Task requirements
Copy out each line below that has the word "usłyszał" in it.

Saved data entries
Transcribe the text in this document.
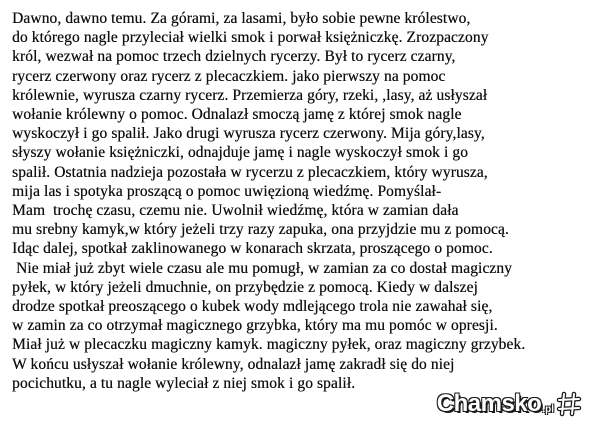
Dawno, dawno temu. Za górami, za lasami, było sobie pewne królestwo,
do którego nagle przyleciał wielki smok i porwał księżniczkę. Zrozpaczony
król, wezwał na pomoc trzech dzielnych rycerzy. Był to rycerz czarny,
rycerz czerwony oraz rycerz z plecaczkiem. jako pierwszy na pomoc
królewnie, wyrusza czarny rycerz. Przemierza góry, rzeki, ,lasy, aż usłyszał
wołanie królewny o pomoc. Odnalazł smoczą jamę z której smok nagle
wyskoczył i go spalił. Jako drugi wyrusza rycerz czerwony. Mija góry,lasy,
słyszy wołanie księżniczki, odnajduje jamę i nagle wyskoczył smok i go
spalił. Ostatnia nadzieja pozostała w rycerzu z plecaczkiem, który wyrusza,
mija las i spotyka proszącą o pomoc uwięzioną wiedźmę. Pomyślał-
Mam  trochę czasu, czemu nie. Uwolnił wiedźmę, która w zamian dała
mu srebny kamyk,w który jeżeli trzy razy zapuka, ona przyjdzie mu z pomocą.
Idąc dalej, spotkał zaklinowanego w konarach skrzata, proszącego o pomoc.
Nie miał już zbyt wiele czasu ale mu pomugł, w zamian za co dostał magiczny
pyłek, w który jeżeli dmuchnie, on przybędzie z pomocą. Kiedy w dalszej
drodze spotkał preoszącego o kubek wody mdlejącego trola nie zawahał się,
w zamin za co otrzymał magicznego grzybka, który ma mu pomóc w opresji.
Miał już w plecaczku magiczny kamyk. magiczny pyłek, oraz magiczny grzybek.
W końcu usłyszał wołanie królewny, odnalazł jamę zakradł się do niej
pocichutku, a tu nagle wyleciał z niej smok i go spalił.
Chamsko .pl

Exercise result
królewnie, wyrusza czarny rycerz. Przemierza góry, rzeki, ,lasy, aż usłyszał
W końcu usłyszał wołanie królewny, odnalazł jamę zakradł się do niej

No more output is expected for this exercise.